Extracted data entries:

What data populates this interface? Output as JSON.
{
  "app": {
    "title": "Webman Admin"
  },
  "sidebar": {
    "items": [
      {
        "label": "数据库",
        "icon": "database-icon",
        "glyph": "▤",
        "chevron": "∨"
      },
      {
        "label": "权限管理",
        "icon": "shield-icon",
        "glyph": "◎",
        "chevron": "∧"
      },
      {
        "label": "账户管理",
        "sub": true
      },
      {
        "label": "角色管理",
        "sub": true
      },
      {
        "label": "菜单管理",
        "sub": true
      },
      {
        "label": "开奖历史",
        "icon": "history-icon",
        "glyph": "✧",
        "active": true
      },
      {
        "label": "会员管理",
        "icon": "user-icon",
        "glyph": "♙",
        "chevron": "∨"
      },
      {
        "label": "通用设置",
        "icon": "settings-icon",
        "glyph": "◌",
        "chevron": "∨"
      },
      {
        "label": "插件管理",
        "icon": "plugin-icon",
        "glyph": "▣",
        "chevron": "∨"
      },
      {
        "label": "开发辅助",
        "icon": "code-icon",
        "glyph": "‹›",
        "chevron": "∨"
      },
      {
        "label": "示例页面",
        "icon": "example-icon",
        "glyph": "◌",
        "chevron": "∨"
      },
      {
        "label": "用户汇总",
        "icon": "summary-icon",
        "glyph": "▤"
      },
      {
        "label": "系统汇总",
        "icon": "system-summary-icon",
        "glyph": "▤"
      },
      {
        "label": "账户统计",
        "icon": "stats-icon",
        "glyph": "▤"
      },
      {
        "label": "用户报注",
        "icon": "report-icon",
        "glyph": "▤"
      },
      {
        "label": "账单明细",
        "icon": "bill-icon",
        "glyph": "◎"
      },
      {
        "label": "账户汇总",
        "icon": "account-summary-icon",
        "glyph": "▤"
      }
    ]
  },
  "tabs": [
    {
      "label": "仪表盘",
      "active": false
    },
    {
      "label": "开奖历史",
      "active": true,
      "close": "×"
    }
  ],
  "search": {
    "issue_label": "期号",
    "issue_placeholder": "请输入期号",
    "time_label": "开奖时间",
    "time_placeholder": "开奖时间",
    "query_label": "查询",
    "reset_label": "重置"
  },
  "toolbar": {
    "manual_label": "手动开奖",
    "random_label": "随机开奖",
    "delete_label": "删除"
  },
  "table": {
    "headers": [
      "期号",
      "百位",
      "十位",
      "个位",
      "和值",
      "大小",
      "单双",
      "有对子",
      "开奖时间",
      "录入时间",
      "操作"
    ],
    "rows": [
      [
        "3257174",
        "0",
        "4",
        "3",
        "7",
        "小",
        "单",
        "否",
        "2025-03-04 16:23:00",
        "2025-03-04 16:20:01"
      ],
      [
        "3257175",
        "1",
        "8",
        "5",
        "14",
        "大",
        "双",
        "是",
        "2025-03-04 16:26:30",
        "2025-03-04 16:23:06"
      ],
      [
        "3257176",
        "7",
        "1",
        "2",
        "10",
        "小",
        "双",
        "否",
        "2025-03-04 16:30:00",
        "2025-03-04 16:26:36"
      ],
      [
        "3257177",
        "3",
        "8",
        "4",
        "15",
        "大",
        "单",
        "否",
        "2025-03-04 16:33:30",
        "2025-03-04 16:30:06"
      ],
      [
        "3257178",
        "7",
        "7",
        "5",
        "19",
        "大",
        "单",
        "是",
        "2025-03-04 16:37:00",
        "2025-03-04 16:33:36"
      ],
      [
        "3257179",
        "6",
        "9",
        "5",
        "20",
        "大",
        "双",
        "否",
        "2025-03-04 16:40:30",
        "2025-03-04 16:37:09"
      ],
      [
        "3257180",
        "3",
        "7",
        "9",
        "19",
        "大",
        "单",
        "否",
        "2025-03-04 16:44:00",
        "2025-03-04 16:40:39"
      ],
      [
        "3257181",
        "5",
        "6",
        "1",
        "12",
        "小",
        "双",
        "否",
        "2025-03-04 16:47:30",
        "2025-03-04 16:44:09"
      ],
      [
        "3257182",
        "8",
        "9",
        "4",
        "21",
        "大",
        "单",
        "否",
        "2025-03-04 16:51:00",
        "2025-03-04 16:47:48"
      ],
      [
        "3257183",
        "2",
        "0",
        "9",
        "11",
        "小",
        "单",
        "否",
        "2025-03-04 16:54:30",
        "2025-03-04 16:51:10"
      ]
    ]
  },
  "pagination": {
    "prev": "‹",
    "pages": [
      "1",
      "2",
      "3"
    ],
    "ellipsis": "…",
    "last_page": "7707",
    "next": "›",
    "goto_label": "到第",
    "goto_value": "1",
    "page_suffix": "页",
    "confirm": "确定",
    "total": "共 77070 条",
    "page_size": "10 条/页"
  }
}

### Task requirements
The listing above should be transcribed in full, exactly as written.

### The response
What data populates this interface? Output as JSON.
{
  "app": {
    "title": "Webman Admin"
  },
  "sidebar": {
    "items": [
      {
        "label": "数据库",
        "icon": "database-icon",
        "glyph": "▤",
        "chevron": "∨"
      },
      {
        "label": "权限管理",
        "icon": "shield-icon",
        "glyph": "◎",
        "chevron": "∧"
      },
      {
        "label": "账户管理",
        "sub": true
      },
      {
        "label": "角色管理",
        "sub": true
      },
      {
        "label": "菜单管理",
        "sub": true
      },
      {
        "label": "开奖历史",
        "icon": "history-icon",
        "glyph": "✧",
        "active": true
      },
      {
        "label": "会员管理",
        "icon": "user-icon",
        "glyph": "♙",
        "chevron": "∨"
      },
      {
        "label": "通用设置",
        "icon": "settings-icon",
        "glyph": "◌",
        "chevron": "∨"
      },
      {
        "label": "插件管理",
        "icon": "plugin-icon",
        "glyph": "▣",
        "chevron": "∨"
      },
      {
        "label": "开发辅助",
        "icon": "code-icon",
        "glyph": "‹›",
        "chevron": "∨"
      },
      {
        "label": "示例页面",
        "icon": "example-icon",
        "glyph": "◌",
        "chevron": "∨"
      },
      {
        "label": "用户汇总",
        "icon": "summary-icon",
        "glyph": "▤"
      },
      {
        "label": "系统汇总",
        "icon": "system-summary-icon",
        "glyph": "▤"
      },
      {
        "label": "账户统计",
        "icon": "stats-icon",
        "glyph": "▤"
      },
      {
        "label": "用户报注",
        "icon": "report-icon",
        "glyph": "▤"
      },
      {
        "label": "账单明细",
        "icon": "bill-icon",
        "glyph": "◎"
      },
      {
        "label": "账户汇总",
        "icon": "account-summary-icon",
        "glyph": "▤"
      }
    ]
  },
  "tabs": [
    {
      "label": "仪表盘",
      "active": false
    },
    {
      "label": "开奖历史",
      "active": true,
      "close": "×"
    }
  ],
  "search": {
    "issue_label": "期号",
    "issue_placeholder": "请输入期号",
    "time_label": "开奖时间",
    "time_placeholder": "开奖时间",
    "query_label": "查询",
    "reset_label": "重置"
  },
  "toolbar": {
    "manual_label": "手动开奖",
    "random_label": "随机开奖",
    "delete_label": "删除"
  },
  "table": {
    "headers": [
      "期号",
      "百位",
      "十位",
      "个位",
      "和值",
      "大小",
      "单双",
      "有对子",
      "开奖时间",
      "录入时间",
      "操作"
    ],
    "rows": [
      [
        "3257174",
        "0",
        "4",
        "3",
        "7",
        "小",
        "单",
        "否",
        "2025-03-04 16:23:00",
        "2025-03-04 16:20:01"
      ],
      [
        "3257175",
        "1",
        "8",
        "5",
        "14",
        "大",
        "双",
        "是",
        "2025-03-04 16:26:30",
        "2025-03-04 16:23:06"
      ],
      [
        "3257176",
        "7",
        "1",
        "2",
        "10",
        "小",
        "双",
        "否",
        "2025-03-04 16:30:00",
        "2025-03-04 16:26:36"
      ],
      [
        "3257177",
        "3",
        "8",
        "4",
        "15",
        "大",
        "单",
        "否",
        "2025-03-04 16:33:30",
        "2025-03-04 16:30:06"
      ],
      [
        "3257178",
        "7",
        "7",
        "5",
        "19",
        "大",
        "单",
        "是",
        "2025-03-04 16:37:00",
        "2025-03-04 16:33:36"
      ],
      [
        "3257179",
        "6",
        "9",
        "5",
        "20",
        "大",
        "双",
        "否",
        "2025-03-04 16:40:30",
        "2025-03-04 16:37:09"
      ],
      [
        "3257180",
        "3",
        "7",
        "9",
        "19",
        "大",
        "单",
        "否",
        "2025-03-04 16:44:00",
        "2025-03-04 16:40:39"
      ],
      [
        "3257181",
        "5",
        "6",
        "1",
        "12",
        "小",
        "双",
        "否",
        "2025-03-04 16:47:30",
        "2025-03-04 16:44:09"
      ],
      [
        "3257182",
        "8",
        "9",
        "4",
        "21",
        "大",
        "单",
        "否",
        "2025-03-04 16:51:00",
        "2025-03-04 16:47:48"
      ],
      [
        "3257183",
        "2",
        "0",
        "9",
        "11",
        "小",
        "单",
        "否",
        "2025-03-04 16:54:30",
        "2025-03-04 16:51:10"
      ]
    ]
  },
  "pagination": {
    "prev": "‹",
    "pages": [
      "1",
      "2",
      "3"
    ],
    "ellipsis": "…",
    "last_page": "7707",
    "next": "›",
    "goto_label": "到第",
    "goto_value": "1",
    "page_suffix": "页",
    "confirm": "确定",
    "total": "共 77070 条",
    "page_size": "10 条/页"
  }
}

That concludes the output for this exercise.